Dataset content:
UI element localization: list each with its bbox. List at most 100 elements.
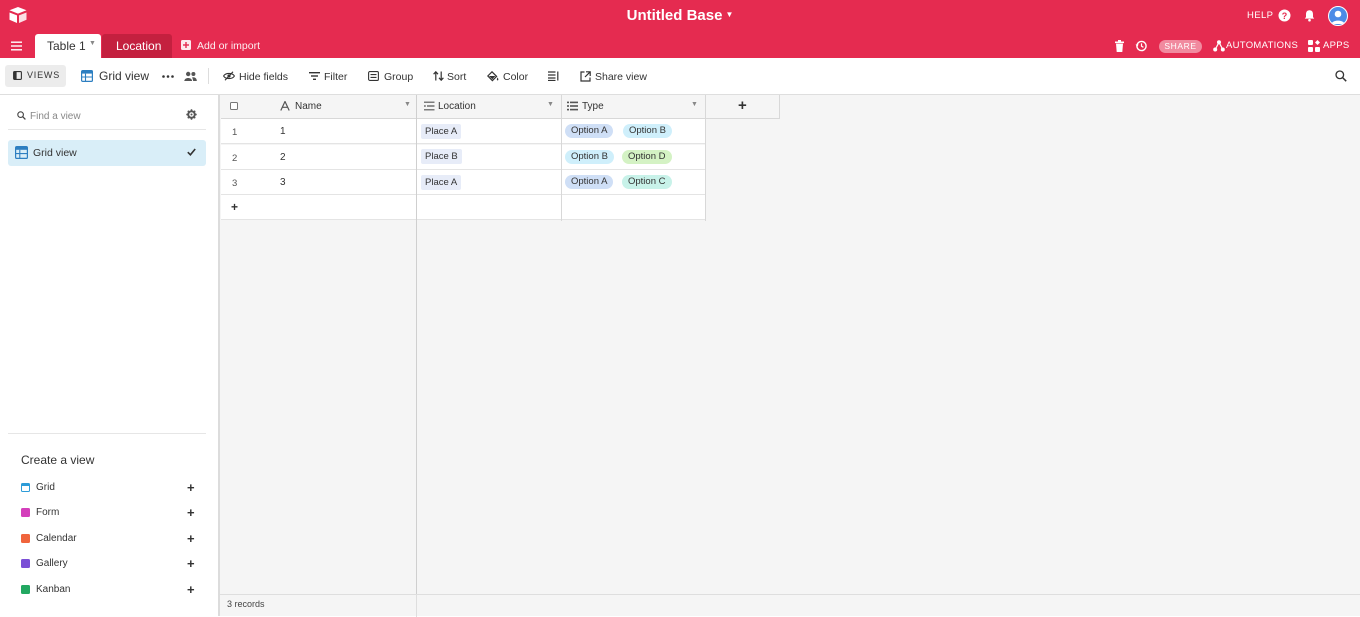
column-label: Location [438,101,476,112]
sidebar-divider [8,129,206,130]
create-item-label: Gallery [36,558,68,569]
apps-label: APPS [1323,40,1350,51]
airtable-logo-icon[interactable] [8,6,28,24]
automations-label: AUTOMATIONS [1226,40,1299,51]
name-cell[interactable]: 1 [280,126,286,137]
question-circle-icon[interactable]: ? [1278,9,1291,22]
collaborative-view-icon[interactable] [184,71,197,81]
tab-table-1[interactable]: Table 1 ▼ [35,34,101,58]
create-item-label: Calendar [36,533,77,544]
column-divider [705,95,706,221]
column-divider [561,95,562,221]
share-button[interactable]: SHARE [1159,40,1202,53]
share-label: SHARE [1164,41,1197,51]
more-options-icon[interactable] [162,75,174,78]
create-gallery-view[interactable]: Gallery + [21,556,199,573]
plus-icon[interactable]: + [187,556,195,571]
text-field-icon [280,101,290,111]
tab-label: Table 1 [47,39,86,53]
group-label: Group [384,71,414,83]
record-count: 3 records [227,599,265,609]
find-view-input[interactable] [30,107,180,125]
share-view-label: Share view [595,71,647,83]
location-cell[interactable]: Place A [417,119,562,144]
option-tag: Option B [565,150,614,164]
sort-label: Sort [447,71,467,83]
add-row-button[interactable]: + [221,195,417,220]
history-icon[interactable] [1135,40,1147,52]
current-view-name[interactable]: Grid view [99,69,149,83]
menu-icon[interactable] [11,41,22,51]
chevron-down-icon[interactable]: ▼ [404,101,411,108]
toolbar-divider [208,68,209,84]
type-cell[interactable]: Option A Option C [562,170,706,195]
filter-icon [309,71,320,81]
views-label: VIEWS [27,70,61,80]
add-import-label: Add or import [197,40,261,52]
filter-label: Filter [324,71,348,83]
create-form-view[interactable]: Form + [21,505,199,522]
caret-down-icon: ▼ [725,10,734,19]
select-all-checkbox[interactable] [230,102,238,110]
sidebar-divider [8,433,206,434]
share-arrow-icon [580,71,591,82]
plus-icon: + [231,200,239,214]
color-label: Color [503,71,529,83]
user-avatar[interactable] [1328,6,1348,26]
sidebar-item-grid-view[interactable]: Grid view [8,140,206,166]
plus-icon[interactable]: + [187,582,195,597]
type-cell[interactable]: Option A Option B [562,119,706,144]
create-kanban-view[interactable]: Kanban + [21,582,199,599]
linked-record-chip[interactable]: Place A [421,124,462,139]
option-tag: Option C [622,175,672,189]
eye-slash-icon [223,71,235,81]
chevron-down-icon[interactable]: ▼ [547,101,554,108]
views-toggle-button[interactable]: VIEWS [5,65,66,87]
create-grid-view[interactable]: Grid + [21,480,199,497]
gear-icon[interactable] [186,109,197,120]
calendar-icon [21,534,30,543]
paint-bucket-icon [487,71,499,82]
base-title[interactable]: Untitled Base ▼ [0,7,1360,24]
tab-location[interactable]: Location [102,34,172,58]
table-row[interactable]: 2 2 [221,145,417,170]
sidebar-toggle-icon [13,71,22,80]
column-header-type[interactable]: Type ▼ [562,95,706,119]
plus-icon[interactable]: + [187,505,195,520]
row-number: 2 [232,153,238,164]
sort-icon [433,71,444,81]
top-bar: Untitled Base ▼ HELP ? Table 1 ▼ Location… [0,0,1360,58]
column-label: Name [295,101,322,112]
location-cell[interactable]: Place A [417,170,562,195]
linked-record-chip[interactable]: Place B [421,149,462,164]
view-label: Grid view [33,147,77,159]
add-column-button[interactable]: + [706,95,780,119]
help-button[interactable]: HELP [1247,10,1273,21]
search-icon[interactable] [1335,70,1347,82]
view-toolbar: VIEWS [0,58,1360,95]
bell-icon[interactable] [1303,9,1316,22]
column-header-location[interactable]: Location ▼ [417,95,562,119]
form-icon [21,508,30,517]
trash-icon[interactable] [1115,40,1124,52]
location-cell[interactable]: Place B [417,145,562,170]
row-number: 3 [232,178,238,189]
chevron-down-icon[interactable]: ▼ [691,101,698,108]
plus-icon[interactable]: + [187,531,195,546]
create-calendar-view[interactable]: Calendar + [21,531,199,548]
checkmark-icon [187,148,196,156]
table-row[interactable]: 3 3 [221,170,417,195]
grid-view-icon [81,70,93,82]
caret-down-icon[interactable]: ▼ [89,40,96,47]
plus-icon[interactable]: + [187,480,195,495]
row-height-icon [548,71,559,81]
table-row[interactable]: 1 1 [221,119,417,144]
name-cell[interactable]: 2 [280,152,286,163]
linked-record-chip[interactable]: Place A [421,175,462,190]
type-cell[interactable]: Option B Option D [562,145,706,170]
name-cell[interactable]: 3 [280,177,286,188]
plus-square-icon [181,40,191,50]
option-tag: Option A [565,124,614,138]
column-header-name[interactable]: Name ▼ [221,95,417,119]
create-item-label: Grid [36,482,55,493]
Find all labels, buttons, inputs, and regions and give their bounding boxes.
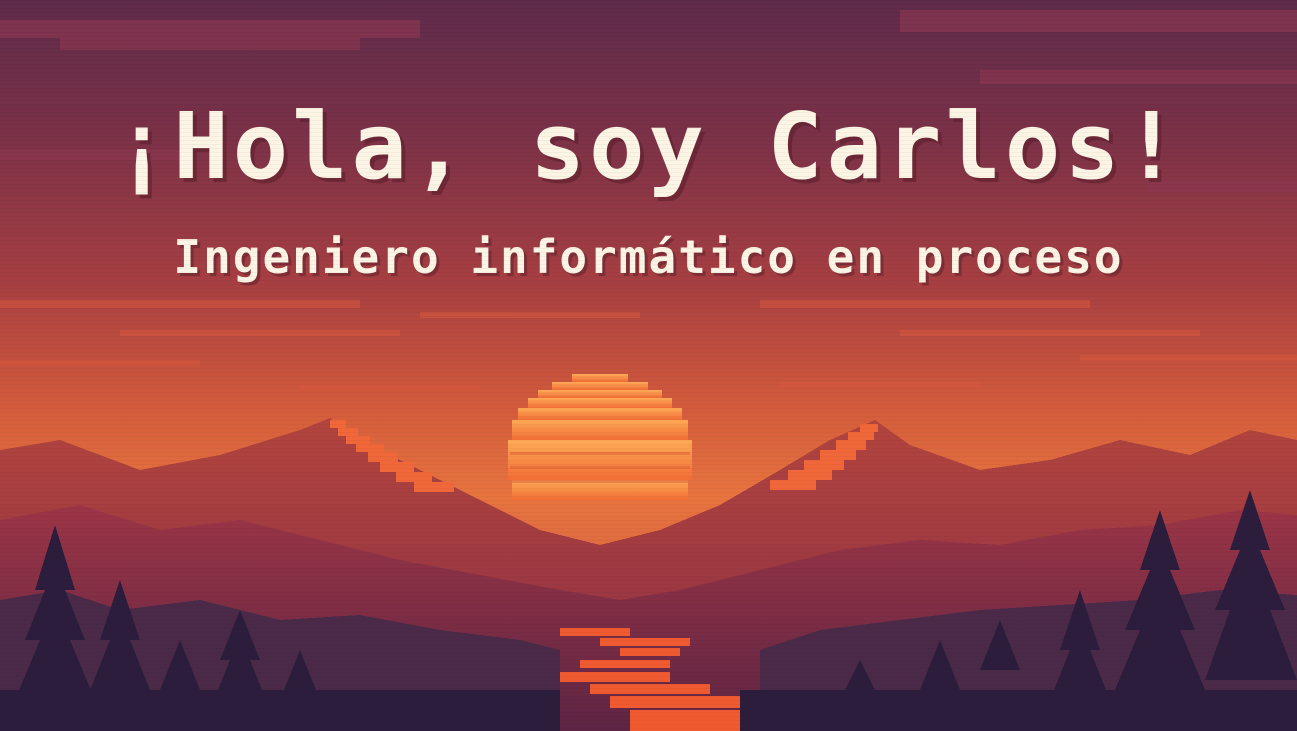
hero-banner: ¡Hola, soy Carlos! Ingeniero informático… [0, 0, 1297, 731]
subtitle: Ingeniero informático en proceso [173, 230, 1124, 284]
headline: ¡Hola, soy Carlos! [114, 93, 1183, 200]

Task instructions:
Reproduce every one of the rows above line for line, with no changes, and leave out the pictures.

Task result:
UI element localization: list each with its bbox. List at most 100 elements.
column-label: Location [438,101,476,112]
sidebar-divider [8,129,206,130]
create-item-label: Gallery [36,558,68,569]
apps-label: APPS [1323,40,1350,51]
airtable-logo-icon[interactable] [8,6,28,24]
automations-label: AUTOMATIONS [1226,40,1299,51]
name-cell[interactable]: 1 [280,126,286,137]
question-circle-icon[interactable]: ? [1278,9,1291,22]
collaborative-view-icon[interactable] [184,71,197,81]
tab-table-1[interactable]: Table 1 ▼ [35,34,101,58]
create-item-label: Calendar [36,533,77,544]
column-divider [705,95,706,221]
column-divider [561,95,562,221]
share-button[interactable]: SHARE [1159,40,1202,53]
share-label: SHARE [1164,41,1197,51]
more-options-icon[interactable] [162,75,174,78]
create-gallery-view[interactable]: Gallery + [21,556,199,573]
plus-icon[interactable]: + [187,556,195,571]
text-field-icon [280,101,290,111]
tab-label: Table 1 [47,39,86,53]
group-label: Group [384,71,414,83]
record-count: 3 records [227,599,265,609]
find-view-input[interactable] [30,107,180,125]
share-view-label: Share view [595,71,647,83]
location-cell[interactable]: Place A [417,119,562,144]
option-tag: Option B [565,150,614,164]
sort-label: Sort [447,71,467,83]
add-row-button[interactable]: + [221,195,417,220]
history-icon[interactable] [1135,40,1147,52]
current-view-name[interactable]: Grid view [99,69,149,83]
menu-icon[interactable] [11,41,22,51]
chevron-down-icon[interactable]: ▼ [404,101,411,108]
toolbar-divider [208,68,209,84]
type-cell[interactable]: Option A Option C [562,170,706,195]
filter-icon [309,71,320,81]
views-label: VIEWS [27,70,61,80]
add-import-label: Add or import [197,40,261,52]
filter-label: Filter [324,71,348,83]
create-form-view[interactable]: Form + [21,505,199,522]
caret-down-icon: ▼ [725,10,734,19]
select-all-checkbox[interactable] [230,102,238,110]
sidebar-divider [8,433,206,434]
share-arrow-icon [580,71,591,82]
plus-icon: + [231,200,239,214]
color-label: Color [503,71,529,83]
user-avatar[interactable] [1328,6,1348,26]
sidebar-item-grid-view[interactable]: Grid view [8,140,206,166]
plus-icon[interactable]: + [187,582,195,597]
type-cell[interactable]: Option A Option B [562,119,706,144]
create-kanban-view[interactable]: Kanban + [21,582,199,599]
linked-record-chip[interactable]: Place A [421,124,462,139]
option-tag: Option C [622,175,672,189]
eye-slash-icon [223,71,235,81]
chevron-down-icon[interactable]: ▼ [547,101,554,108]
views-toggle-button[interactable]: VIEWS [5,65,66,87]
create-grid-view[interactable]: Grid + [21,480,199,497]
gear-icon[interactable] [186,109,197,120]
calendar-icon [21,534,30,543]
paint-bucket-icon [487,71,499,82]
base-title[interactable]: Untitled Base ▼ [0,7,1360,24]
tab-location[interactable]: Location [102,34,172,58]
table-row[interactable]: 2 2 [221,145,417,170]
sidebar-toggle-icon [13,71,22,80]
column-header-type[interactable]: Type ▼ [562,95,706,119]
plus-icon[interactable]: + [187,505,195,520]
row-number: 2 [232,153,238,164]
sort-icon [433,71,444,81]
top-bar: Untitled Base ▼ HELP ? Table 1 ▼ Location… [0,0,1360,58]
column-label: Name [295,101,322,112]
location-cell[interactable]: Place A [417,170,562,195]
linked-record-chip[interactable]: Place B [421,149,462,164]
view-label: Grid view [33,147,77,159]
add-column-button[interactable]: + [706,95,780,119]
help-button[interactable]: HELP [1247,10,1273,21]
search-icon[interactable] [1335,70,1347,82]
view-toolbar: VIEWS [0,58,1360,95]
bell-icon[interactable] [1303,9,1316,22]
column-header-location[interactable]: Location ▼ [417,95,562,119]
form-icon [21,508,30,517]
trash-icon[interactable] [1115,40,1124,52]
location-cell[interactable]: Place B [417,145,562,170]
row-number: 3 [232,178,238,189]
chevron-down-icon[interactable]: ▼ [691,101,698,108]
plus-icon[interactable]: + [187,531,195,546]
create-calendar-view[interactable]: Calendar + [21,531,199,548]
checkmark-icon [187,148,196,156]
table-row[interactable]: 3 3 [221,170,417,195]
grid-view-icon [81,70,93,82]
caret-down-icon[interactable]: ▼ [89,40,96,47]
plus-icon[interactable]: + [187,480,195,495]
row-height-icon [548,71,559,81]
table-row[interactable]: 1 1 [221,119,417,144]
name-cell[interactable]: 2 [280,152,286,163]
linked-record-chip[interactable]: Place A [421,175,462,190]
type-cell[interactable]: Option B Option D [562,145,706,170]
name-cell[interactable]: 3 [280,177,286,188]
plus-square-icon [181,40,191,50]
option-tag: Option A [565,124,614,138]
column-header-name[interactable]: Name ▼ [221,95,417,119]
create-item-label: Grid [36,482,55,493]
Find all labels, buttons, inputs, and regions and give their bounding boxes.
hero-banner: ¡Hola, soy Carlos! Ingeniero informático… [0, 0, 1297, 731]
subtitle: Ingeniero informático en proceso [173, 230, 1124, 284]
headline: ¡Hola, soy Carlos! [114, 93, 1183, 200]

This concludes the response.